Records
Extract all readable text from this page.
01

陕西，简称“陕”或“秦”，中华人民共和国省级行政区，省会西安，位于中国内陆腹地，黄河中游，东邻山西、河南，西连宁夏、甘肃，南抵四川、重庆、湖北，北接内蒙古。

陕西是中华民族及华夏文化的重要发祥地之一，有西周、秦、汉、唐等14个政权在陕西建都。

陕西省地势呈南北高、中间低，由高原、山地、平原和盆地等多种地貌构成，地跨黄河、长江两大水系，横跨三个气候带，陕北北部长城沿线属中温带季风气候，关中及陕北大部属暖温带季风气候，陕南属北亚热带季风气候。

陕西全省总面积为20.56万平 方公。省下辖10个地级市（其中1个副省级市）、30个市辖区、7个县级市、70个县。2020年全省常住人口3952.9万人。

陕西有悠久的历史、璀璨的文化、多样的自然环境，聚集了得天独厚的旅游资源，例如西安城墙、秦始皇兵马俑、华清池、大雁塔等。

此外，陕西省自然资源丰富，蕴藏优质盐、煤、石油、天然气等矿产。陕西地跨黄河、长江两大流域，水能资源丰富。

TASK OBJECTIVE » Extract the full listing and reproduce each line exactly.

FINISHED ANSWER »
Extract all readable text from this page.
01

陕西，简称“陕”或“秦”，中华人民共和国省级行政区，省会西安，位于中国内陆腹地，黄河中游，东邻山西、河南，西连宁夏、甘肃，南抵四川、重庆、湖北，北接内蒙古。

陕西是中华民族及华夏文化的重要发祥地之一，有西周、秦、汉、唐等14个政权在陕西建都。

陕西省地势呈南北高、中间低，由高原、山地、平原和盆地等多种地貌构成，地跨黄河、长江两大水系，横跨三个气候带，陕北北部长城沿线属中温带季风气候，关中及陕北大部属暖温带季风气候，陕南属北亚热带季风气候。

陕西全省总面积为20.56万平 方公。省下辖10个地级市（其中1个副省级市）、30个市辖区、7个县级市、70个县。2020年全省常住人口3952.9万人。

陕西有悠久的历史、璀璨的文化、多样的自然环境，聚集了得天独厚的旅游资源，例如西安城墙、秦始皇兵马俑、华清池、大雁塔等。

此外，陕西省自然资源丰富，蕴藏优质盐、煤、石油、天然气等矿产。陕西地跨黄河、长江两大流域，水能资源丰富。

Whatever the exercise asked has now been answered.